→ What you need to do: Give the listing again exactly, omitting its images.

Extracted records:
++++++++++++++++++++

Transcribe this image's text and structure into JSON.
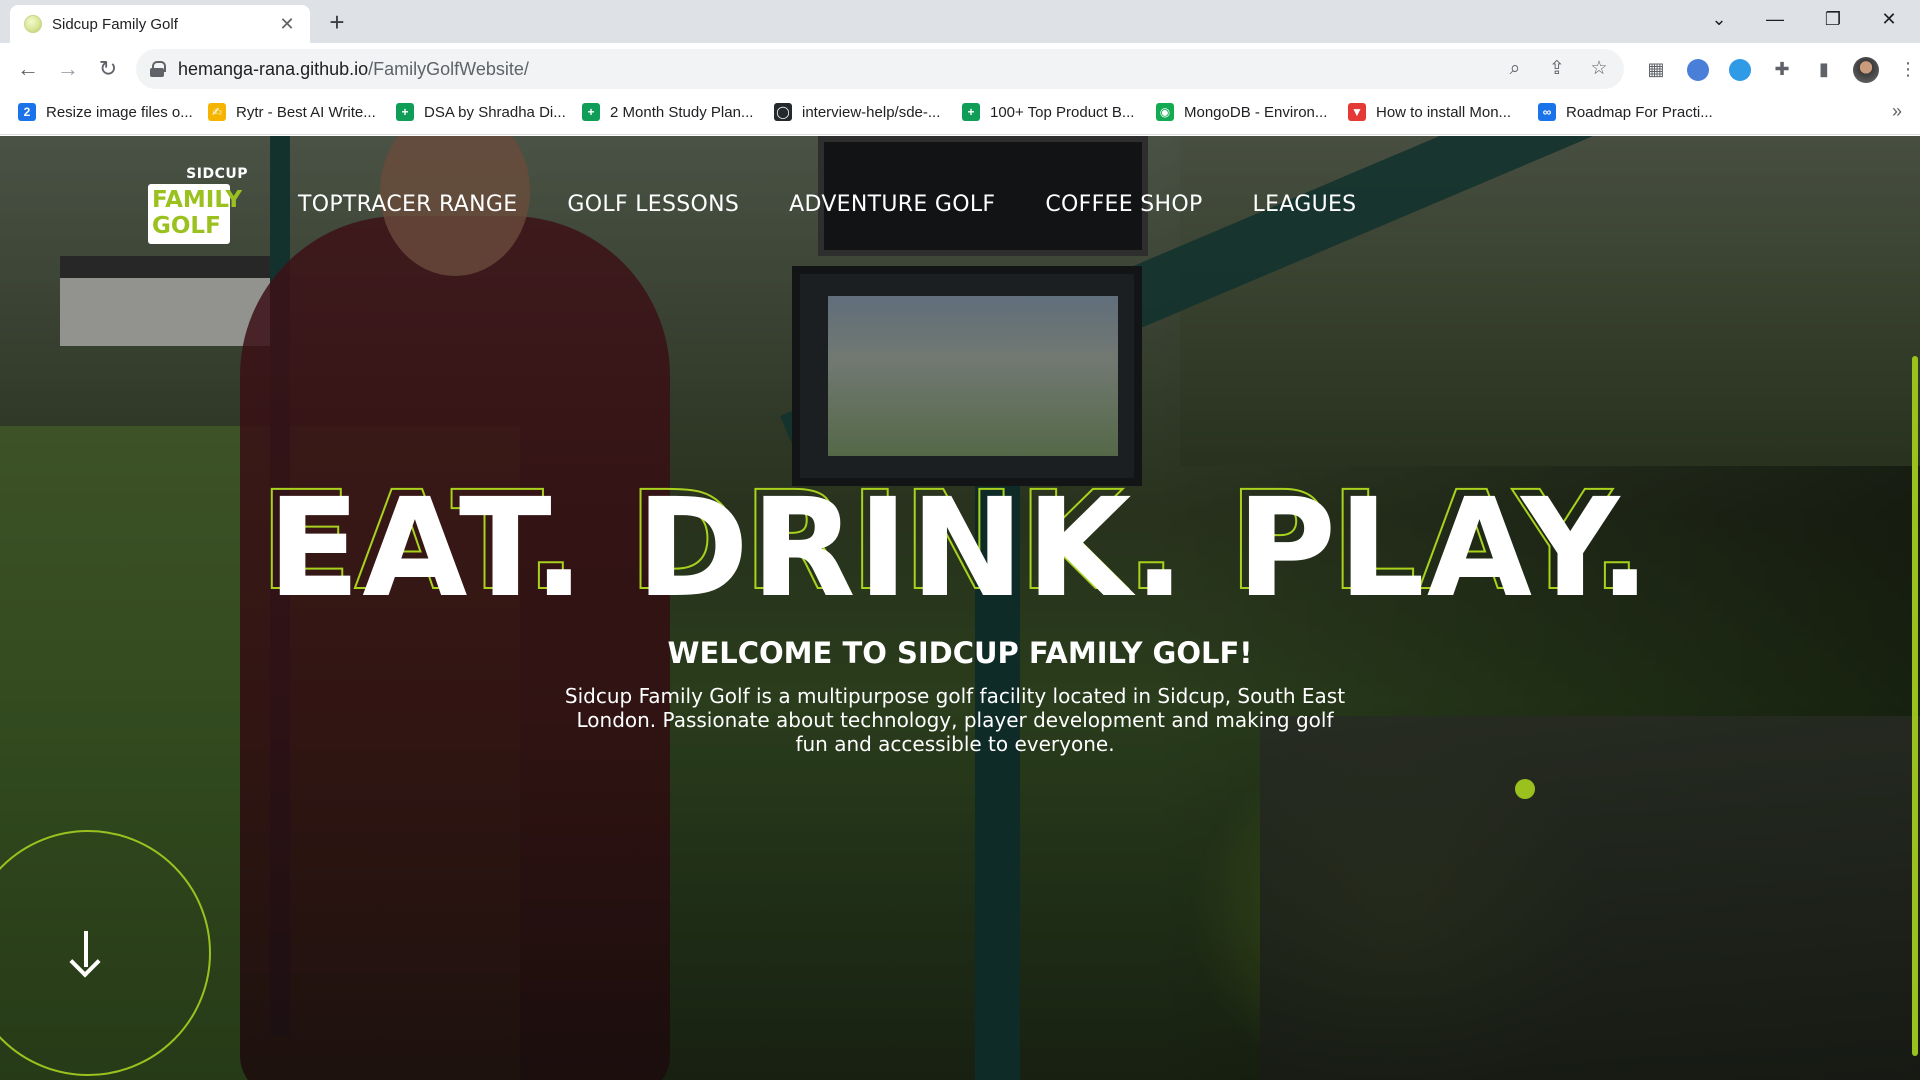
{
  "browser": {
    "tab_title": "Sidcup Family Golf",
    "tab_close": "✕",
    "new_tab": "+",
    "url_host": "hemanga-rana.github.io",
    "url_path": "/FamilyGolfWebsite/",
    "window_controls": {
      "dropdown": "⌄",
      "minimize": "—",
      "restore": "❐",
      "close": "✕"
    }
  },
  "bookmarks": [
    {
      "label": "Resize image files o...",
      "icon": "resize-icon",
      "color": "#1a73e8",
      "glyph": "2"
    },
    {
      "label": "Rytr - Best AI Write...",
      "icon": "rytr-icon",
      "color": "#f4b400",
      "glyph": "✍"
    },
    {
      "label": "DSA by Shradha Di...",
      "icon": "sheets-icon",
      "color": "#0f9d58",
      "glyph": "+"
    },
    {
      "label": "2 Month Study Plan...",
      "icon": "sheets-icon",
      "color": "#0f9d58",
      "glyph": "+"
    },
    {
      "label": "interview-help/sde-...",
      "icon": "github-icon",
      "color": "#24292e",
      "glyph": "◯"
    },
    {
      "label": "100+ Top Product B...",
      "icon": "sheets-icon",
      "color": "#0f9d58",
      "glyph": "+"
    },
    {
      "label": "MongoDB - Environ...",
      "icon": "mongodb-icon",
      "color": "#13aa52",
      "glyph": "◉"
    },
    {
      "label": "How to install Mon...",
      "icon": "vivaldi-icon",
      "color": "#e53935",
      "glyph": "▼"
    },
    {
      "label": "Roadmap For Practi...",
      "icon": "infinity-icon",
      "color": "#1a73e8",
      "glyph": "∞"
    }
  ],
  "bookmarks_more": "»",
  "site": {
    "logo": {
      "top": "SIDCUP",
      "line1": "FAMILY",
      "line2": "GOLF"
    },
    "nav": [
      "TOPTRACER RANGE",
      "GOLF LESSONS",
      "ADVENTURE GOLF",
      "COFFEE SHOP",
      "LEAGUES"
    ],
    "hero_title": "EAT. DRINK. PLAY.",
    "welcome": "WELCOME TO SIDCUP FAMILY GOLF!",
    "intro": "Sidcup Family Golf is a multipurpose golf facility located in Sidcup, South East London. Passionate about technology, player development and making golf fun and accessible to everyone."
  },
  "colors": {
    "accent": "#9bc11f",
    "text": "#ffffff"
  }
}
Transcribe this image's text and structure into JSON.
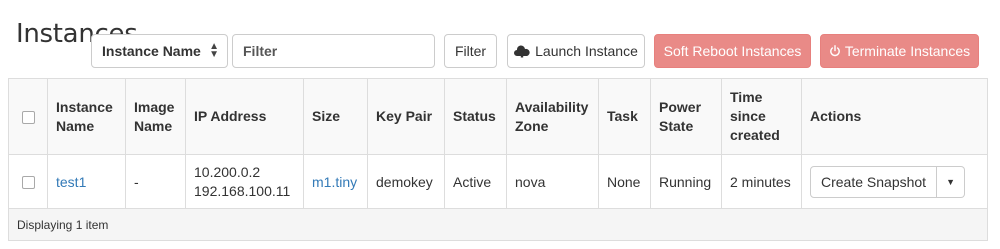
{
  "page": {
    "title": "Instances"
  },
  "toolbar": {
    "filter_field_select": "Instance Name",
    "filter_placeholder": "Filter",
    "filter_button": "Filter",
    "launch_button": "Launch Instance",
    "soft_reboot_button": "Soft Reboot Instances",
    "terminate_button": "Terminate Instances"
  },
  "table": {
    "columns": [
      "Instance Name",
      "Image Name",
      "IP Address",
      "Size",
      "Key Pair",
      "Status",
      "Availability Zone",
      "Task",
      "Power State",
      "Time since created",
      "Actions"
    ],
    "rows": [
      {
        "instance_name": "test1",
        "image_name": "-",
        "ip_addresses": [
          "10.200.0.2",
          "192.168.100.11"
        ],
        "size": "m1.tiny",
        "key_pair": "demokey",
        "status": "Active",
        "availability_zone": "nova",
        "task": "None",
        "power_state": "Running",
        "time_since_created": "2 minutes",
        "action_label": "Create Snapshot"
      }
    ],
    "footer": "Displaying 1 item"
  },
  "colors": {
    "danger_button": "#e98a87",
    "link": "#337ab7",
    "header_bg": "#f9f9f9",
    "footer_bg": "#f5f5f5"
  },
  "icons": {
    "launch": "cloud-upload-icon",
    "terminate": "power-icon",
    "select_caret": "updown-caret-icon",
    "dropdown": "caret-down-icon"
  }
}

++++++++++++++++++++

→ Written answer:
Transcribe this image's text and structure into JSON.
{
  "browser": {
    "tab_title": "Sidcup Family Golf",
    "tab_close": "✕",
    "new_tab": "+",
    "url_host": "hemanga-rana.github.io",
    "url_path": "/FamilyGolfWebsite/",
    "window_controls": {
      "dropdown": "⌄",
      "minimize": "—",
      "restore": "❐",
      "close": "✕"
    }
  },
  "bookmarks": [
    {
      "label": "Resize image files o...",
      "icon": "resize-icon",
      "color": "#1a73e8",
      "glyph": "2"
    },
    {
      "label": "Rytr - Best AI Write...",
      "icon": "rytr-icon",
      "color": "#f4b400",
      "glyph": "✍"
    },
    {
      "label": "DSA by Shradha Di...",
      "icon": "sheets-icon",
      "color": "#0f9d58",
      "glyph": "+"
    },
    {
      "label": "2 Month Study Plan...",
      "icon": "sheets-icon",
      "color": "#0f9d58",
      "glyph": "+"
    },
    {
      "label": "interview-help/sde-...",
      "icon": "github-icon",
      "color": "#24292e",
      "glyph": "◯"
    },
    {
      "label": "100+ Top Product B...",
      "icon": "sheets-icon",
      "color": "#0f9d58",
      "glyph": "+"
    },
    {
      "label": "MongoDB - Environ...",
      "icon": "mongodb-icon",
      "color": "#13aa52",
      "glyph": "◉"
    },
    {
      "label": "How to install Mon...",
      "icon": "vivaldi-icon",
      "color": "#e53935",
      "glyph": "▼"
    },
    {
      "label": "Roadmap For Practi...",
      "icon": "infinity-icon",
      "color": "#1a73e8",
      "glyph": "∞"
    }
  ],
  "bookmarks_more": "»",
  "site": {
    "logo": {
      "top": "SIDCUP",
      "line1": "FAMILY",
      "line2": "GOLF"
    },
    "nav": [
      "TOPTRACER RANGE",
      "GOLF LESSONS",
      "ADVENTURE GOLF",
      "COFFEE SHOP",
      "LEAGUES"
    ],
    "hero_title": "EAT. DRINK. PLAY.",
    "welcome": "WELCOME TO SIDCUP FAMILY GOLF!",
    "intro": "Sidcup Family Golf is a multipurpose golf facility located in Sidcup, South East London. Passionate about technology, player development and making golf fun and accessible to everyone."
  },
  "colors": {
    "accent": "#9bc11f",
    "text": "#ffffff"
  }
}
Transcribe this image's text and structure into JSON.
{
  "page": {
    "title": "Instances"
  },
  "toolbar": {
    "filter_field_select": "Instance Name",
    "filter_placeholder": "Filter",
    "filter_button": "Filter",
    "launch_button": "Launch Instance",
    "soft_reboot_button": "Soft Reboot Instances",
    "terminate_button": "Terminate Instances"
  },
  "table": {
    "columns": [
      "Instance Name",
      "Image Name",
      "IP Address",
      "Size",
      "Key Pair",
      "Status",
      "Availability Zone",
      "Task",
      "Power State",
      "Time since created",
      "Actions"
    ],
    "rows": [
      {
        "instance_name": "test1",
        "image_name": "-",
        "ip_addresses": [
          "10.200.0.2",
          "192.168.100.11"
        ],
        "size": "m1.tiny",
        "key_pair": "demokey",
        "status": "Active",
        "availability_zone": "nova",
        "task": "None",
        "power_state": "Running",
        "time_since_created": "2 minutes",
        "action_label": "Create Snapshot"
      }
    ],
    "footer": "Displaying 1 item"
  },
  "colors": {
    "danger_button": "#e98a87",
    "link": "#337ab7",
    "header_bg": "#f9f9f9",
    "footer_bg": "#f5f5f5"
  },
  "icons": {
    "launch": "cloud-upload-icon",
    "terminate": "power-icon",
    "select_caret": "updown-caret-icon",
    "dropdown": "caret-down-icon"
  }
}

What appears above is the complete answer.